Records from a collection:

+ + + + +

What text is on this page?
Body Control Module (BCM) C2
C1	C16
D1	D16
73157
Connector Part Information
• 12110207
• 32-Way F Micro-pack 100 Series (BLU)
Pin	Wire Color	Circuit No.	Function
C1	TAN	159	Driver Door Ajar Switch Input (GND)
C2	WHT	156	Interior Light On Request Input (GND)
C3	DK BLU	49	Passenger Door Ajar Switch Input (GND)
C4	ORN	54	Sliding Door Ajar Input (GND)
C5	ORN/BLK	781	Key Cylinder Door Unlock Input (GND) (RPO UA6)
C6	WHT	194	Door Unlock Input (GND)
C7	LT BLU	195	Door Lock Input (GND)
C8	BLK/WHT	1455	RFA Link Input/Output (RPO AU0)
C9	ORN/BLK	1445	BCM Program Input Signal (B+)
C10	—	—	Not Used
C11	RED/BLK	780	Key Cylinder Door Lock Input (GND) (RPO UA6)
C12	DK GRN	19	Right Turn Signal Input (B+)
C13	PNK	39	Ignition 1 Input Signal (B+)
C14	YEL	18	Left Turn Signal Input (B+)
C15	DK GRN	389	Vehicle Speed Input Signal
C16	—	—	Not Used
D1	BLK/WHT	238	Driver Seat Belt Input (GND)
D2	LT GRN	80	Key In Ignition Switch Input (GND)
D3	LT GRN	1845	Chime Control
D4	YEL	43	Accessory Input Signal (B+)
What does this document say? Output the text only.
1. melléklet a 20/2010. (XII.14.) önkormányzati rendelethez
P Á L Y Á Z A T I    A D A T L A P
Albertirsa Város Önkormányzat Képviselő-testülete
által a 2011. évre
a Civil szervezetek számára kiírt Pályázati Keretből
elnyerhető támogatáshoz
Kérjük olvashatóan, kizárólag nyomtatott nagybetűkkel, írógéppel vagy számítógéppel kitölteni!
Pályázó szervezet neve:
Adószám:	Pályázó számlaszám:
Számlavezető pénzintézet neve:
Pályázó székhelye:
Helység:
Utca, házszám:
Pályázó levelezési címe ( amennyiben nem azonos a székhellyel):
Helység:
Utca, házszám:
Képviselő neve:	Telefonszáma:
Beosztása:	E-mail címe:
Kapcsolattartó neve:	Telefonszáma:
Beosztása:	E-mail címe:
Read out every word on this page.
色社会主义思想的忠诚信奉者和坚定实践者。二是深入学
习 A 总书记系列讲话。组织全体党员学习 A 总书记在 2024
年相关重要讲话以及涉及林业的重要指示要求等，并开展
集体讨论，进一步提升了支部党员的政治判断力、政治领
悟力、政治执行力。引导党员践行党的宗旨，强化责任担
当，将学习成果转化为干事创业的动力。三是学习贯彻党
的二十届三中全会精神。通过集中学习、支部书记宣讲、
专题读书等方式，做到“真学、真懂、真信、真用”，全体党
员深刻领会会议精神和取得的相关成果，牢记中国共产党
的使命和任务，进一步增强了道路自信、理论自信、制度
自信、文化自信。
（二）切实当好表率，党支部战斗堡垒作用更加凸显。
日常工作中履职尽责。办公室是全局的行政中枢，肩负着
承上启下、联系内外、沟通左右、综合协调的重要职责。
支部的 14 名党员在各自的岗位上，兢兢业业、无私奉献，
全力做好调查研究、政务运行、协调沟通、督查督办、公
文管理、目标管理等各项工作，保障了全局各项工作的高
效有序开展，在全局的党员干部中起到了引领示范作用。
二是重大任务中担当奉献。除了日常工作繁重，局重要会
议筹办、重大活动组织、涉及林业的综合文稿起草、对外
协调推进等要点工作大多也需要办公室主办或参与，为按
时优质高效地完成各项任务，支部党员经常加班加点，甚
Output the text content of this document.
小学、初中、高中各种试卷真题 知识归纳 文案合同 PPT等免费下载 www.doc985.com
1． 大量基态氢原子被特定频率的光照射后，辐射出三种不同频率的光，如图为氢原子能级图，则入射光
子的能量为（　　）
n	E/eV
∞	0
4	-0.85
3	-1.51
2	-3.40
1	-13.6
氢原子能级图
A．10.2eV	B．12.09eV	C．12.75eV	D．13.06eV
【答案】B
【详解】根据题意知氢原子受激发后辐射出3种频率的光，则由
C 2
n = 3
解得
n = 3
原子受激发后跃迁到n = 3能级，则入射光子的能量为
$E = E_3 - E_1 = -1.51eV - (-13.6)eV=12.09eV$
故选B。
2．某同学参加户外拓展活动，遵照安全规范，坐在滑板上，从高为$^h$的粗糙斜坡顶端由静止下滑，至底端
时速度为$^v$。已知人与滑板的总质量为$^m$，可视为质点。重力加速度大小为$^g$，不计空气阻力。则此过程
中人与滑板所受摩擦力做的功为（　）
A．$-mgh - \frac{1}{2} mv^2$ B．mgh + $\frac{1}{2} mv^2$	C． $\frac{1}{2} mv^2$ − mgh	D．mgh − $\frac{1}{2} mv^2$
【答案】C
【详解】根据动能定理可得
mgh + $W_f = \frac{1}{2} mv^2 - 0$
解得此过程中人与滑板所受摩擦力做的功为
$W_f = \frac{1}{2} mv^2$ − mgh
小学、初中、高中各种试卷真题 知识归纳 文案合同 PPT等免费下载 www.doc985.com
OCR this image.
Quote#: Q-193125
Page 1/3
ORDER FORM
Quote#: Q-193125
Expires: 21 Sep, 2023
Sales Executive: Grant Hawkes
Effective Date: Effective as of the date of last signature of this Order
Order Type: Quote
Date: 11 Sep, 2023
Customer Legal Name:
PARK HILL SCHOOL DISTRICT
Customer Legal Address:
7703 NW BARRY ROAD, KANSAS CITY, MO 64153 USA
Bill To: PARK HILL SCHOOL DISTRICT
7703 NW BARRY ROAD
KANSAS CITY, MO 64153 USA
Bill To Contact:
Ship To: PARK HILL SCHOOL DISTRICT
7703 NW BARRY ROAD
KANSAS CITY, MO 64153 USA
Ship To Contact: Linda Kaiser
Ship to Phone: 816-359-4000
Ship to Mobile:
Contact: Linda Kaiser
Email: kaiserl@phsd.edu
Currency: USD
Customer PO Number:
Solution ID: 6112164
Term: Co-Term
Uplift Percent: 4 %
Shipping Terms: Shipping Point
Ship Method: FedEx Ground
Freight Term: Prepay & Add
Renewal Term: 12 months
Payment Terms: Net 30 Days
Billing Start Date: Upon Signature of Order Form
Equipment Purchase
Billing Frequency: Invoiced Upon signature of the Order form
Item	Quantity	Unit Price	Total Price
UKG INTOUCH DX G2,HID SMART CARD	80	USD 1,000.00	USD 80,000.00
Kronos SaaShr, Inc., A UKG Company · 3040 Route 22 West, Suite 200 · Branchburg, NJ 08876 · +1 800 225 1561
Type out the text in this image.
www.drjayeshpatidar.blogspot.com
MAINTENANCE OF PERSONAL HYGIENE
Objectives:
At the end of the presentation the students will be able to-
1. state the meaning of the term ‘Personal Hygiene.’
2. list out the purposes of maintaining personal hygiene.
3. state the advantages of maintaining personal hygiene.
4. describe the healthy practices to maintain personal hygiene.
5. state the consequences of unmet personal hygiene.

+ + + + +

• **Short problem**
Extract all of the data above and output it character for character.

• **Reply to the task**
What text is on this page?
Body Control Module (BCM) C2
C1	C16
D1	D16
73157
Connector Part Information
• 12110207
• 32-Way F Micro-pack 100 Series (BLU)
Pin	Wire Color	Circuit No.	Function
C1	TAN	159	Driver Door Ajar Switch Input (GND)
C2	WHT	156	Interior Light On Request Input (GND)
C3	DK BLU	49	Passenger Door Ajar Switch Input (GND)
C4	ORN	54	Sliding Door Ajar Input (GND)
C5	ORN/BLK	781	Key Cylinder Door Unlock Input (GND) (RPO UA6)
C6	WHT	194	Door Unlock Input (GND)
C7	LT BLU	195	Door Lock Input (GND)
C8	BLK/WHT	1455	RFA Link Input/Output (RPO AU0)
C9	ORN/BLK	1445	BCM Program Input Signal (B+)
C10	—	—	Not Used
C11	RED/BLK	780	Key Cylinder Door Lock Input (GND) (RPO UA6)
C12	DK GRN	19	Right Turn Signal Input (B+)
C13	PNK	39	Ignition 1 Input Signal (B+)
C14	YEL	18	Left Turn Signal Input (B+)
C15	DK GRN	389	Vehicle Speed Input Signal
C16	—	—	Not Used
D1	BLK/WHT	238	Driver Seat Belt Input (GND)
D2	LT GRN	80	Key In Ignition Switch Input (GND)
D3	LT GRN	1845	Chime Control
D4	YEL	43	Accessory Input Signal (B+)
What does this document say? Output the text only.
1. melléklet a 20/2010. (XII.14.) önkormányzati rendelethez
P Á L Y Á Z A T I    A D A T L A P
Albertirsa Város Önkormányzat Képviselő-testülete
által a 2011. évre
a Civil szervezetek számára kiírt Pályázati Keretből
elnyerhető támogatáshoz
Kérjük olvashatóan, kizárólag nyomtatott nagybetűkkel, írógéppel vagy számítógéppel kitölteni!
Pályázó szervezet neve:
Adószám:	Pályázó számlaszám:
Számlavezető pénzintézet neve:
Pályázó székhelye:
Helység:
Utca, házszám:
Pályázó levelezési címe ( amennyiben nem azonos a székhellyel):
Helység:
Utca, házszám:
Képviselő neve:	Telefonszáma:
Beosztása:	E-mail címe:
Kapcsolattartó neve:	Telefonszáma:
Beosztása:	E-mail címe:
Read out every word on this page.
色社会主义思想的忠诚信奉者和坚定实践者。二是深入学
习 A 总书记系列讲话。组织全体党员学习 A 总书记在 2024
年相关重要讲话以及涉及林业的重要指示要求等，并开展
集体讨论，进一步提升了支部党员的政治判断力、政治领
悟力、政治执行力。引导党员践行党的宗旨，强化责任担
当，将学习成果转化为干事创业的动力。三是学习贯彻党
的二十届三中全会精神。通过集中学习、支部书记宣讲、
专题读书等方式，做到“真学、真懂、真信、真用”，全体党
员深刻领会会议精神和取得的相关成果，牢记中国共产党
的使命和任务，进一步增强了道路自信、理论自信、制度
自信、文化自信。
（二）切实当好表率，党支部战斗堡垒作用更加凸显。
日常工作中履职尽责。办公室是全局的行政中枢，肩负着
承上启下、联系内外、沟通左右、综合协调的重要职责。
支部的 14 名党员在各自的岗位上，兢兢业业、无私奉献，
全力做好调查研究、政务运行、协调沟通、督查督办、公
文管理、目标管理等各项工作，保障了全局各项工作的高
效有序开展，在全局的党员干部中起到了引领示范作用。
二是重大任务中担当奉献。除了日常工作繁重，局重要会
议筹办、重大活动组织、涉及林业的综合文稿起草、对外
协调推进等要点工作大多也需要办公室主办或参与，为按
时优质高效地完成各项任务，支部党员经常加班加点，甚
Output the text content of this document.
小学、初中、高中各种试卷真题 知识归纳 文案合同 PPT等免费下载 www.doc985.com
1． 大量基态氢原子被特定频率的光照射后，辐射出三种不同频率的光，如图为氢原子能级图，则入射光
子的能量为（　　）
n	E/eV
∞	0
4	-0.85
3	-1.51
2	-3.40
1	-13.6
氢原子能级图
A．10.2eV	B．12.09eV	C．12.75eV	D．13.06eV
【答案】B
【详解】根据题意知氢原子受激发后辐射出3种频率的光，则由
C 2
n = 3
解得
n = 3
原子受激发后跃迁到n = 3能级，则入射光子的能量为
$E = E_3 - E_1 = -1.51eV - (-13.6)eV=12.09eV$
故选B。
2．某同学参加户外拓展活动，遵照安全规范，坐在滑板上，从高为$^h$的粗糙斜坡顶端由静止下滑，至底端
时速度为$^v$。已知人与滑板的总质量为$^m$，可视为质点。重力加速度大小为$^g$，不计空气阻力。则此过程
中人与滑板所受摩擦力做的功为（　）
A．$-mgh - \frac{1}{2} mv^2$ B．mgh + $\frac{1}{2} mv^2$	C． $\frac{1}{2} mv^2$ − mgh	D．mgh − $\frac{1}{2} mv^2$
【答案】C
【详解】根据动能定理可得
mgh + $W_f = \frac{1}{2} mv^2 - 0$
解得此过程中人与滑板所受摩擦力做的功为
$W_f = \frac{1}{2} mv^2$ − mgh
小学、初中、高中各种试卷真题 知识归纳 文案合同 PPT等免费下载 www.doc985.com
OCR this image.
Quote#: Q-193125
Page 1/3
ORDER FORM
Quote#: Q-193125
Expires: 21 Sep, 2023
Sales Executive: Grant Hawkes
Effective Date: Effective as of the date of last signature of this Order
Order Type: Quote
Date: 11 Sep, 2023
Customer Legal Name:
PARK HILL SCHOOL DISTRICT
Customer Legal Address:
7703 NW BARRY ROAD, KANSAS CITY, MO 64153 USA
Bill To: PARK HILL SCHOOL DISTRICT
7703 NW BARRY ROAD
KANSAS CITY, MO 64153 USA
Bill To Contact:
Ship To: PARK HILL SCHOOL DISTRICT
7703 NW BARRY ROAD
KANSAS CITY, MO 64153 USA
Ship To Contact: Linda Kaiser
Ship to Phone: 816-359-4000
Ship to Mobile:
Contact: Linda Kaiser
Email: kaiserl@phsd.edu
Currency: USD
Customer PO Number:
Solution ID: 6112164
Term: Co-Term
Uplift Percent: 4 %
Shipping Terms: Shipping Point
Ship Method: FedEx Ground
Freight Term: Prepay & Add
Renewal Term: 12 months
Payment Terms: Net 30 Days
Billing Start Date: Upon Signature of Order Form
Equipment Purchase
Billing Frequency: Invoiced Upon signature of the Order form
Item	Quantity	Unit Price	Total Price
UKG INTOUCH DX G2,HID SMART CARD	80	USD 1,000.00	USD 80,000.00
Kronos SaaShr, Inc., A UKG Company · 3040 Route 22 West, Suite 200 · Branchburg, NJ 08876 · +1 800 225 1561
Type out the text in this image.
www.drjayeshpatidar.blogspot.com
MAINTENANCE OF PERSONAL HYGIENE
Objectives:
At the end of the presentation the students will be able to-
1. state the meaning of the term ‘Personal Hygiene.’
2. list out the purposes of maintaining personal hygiene.
3. state the advantages of maintaining personal hygiene.
4. describe the healthy practices to maintain personal hygiene.
5. state the consequences of unmet personal hygiene.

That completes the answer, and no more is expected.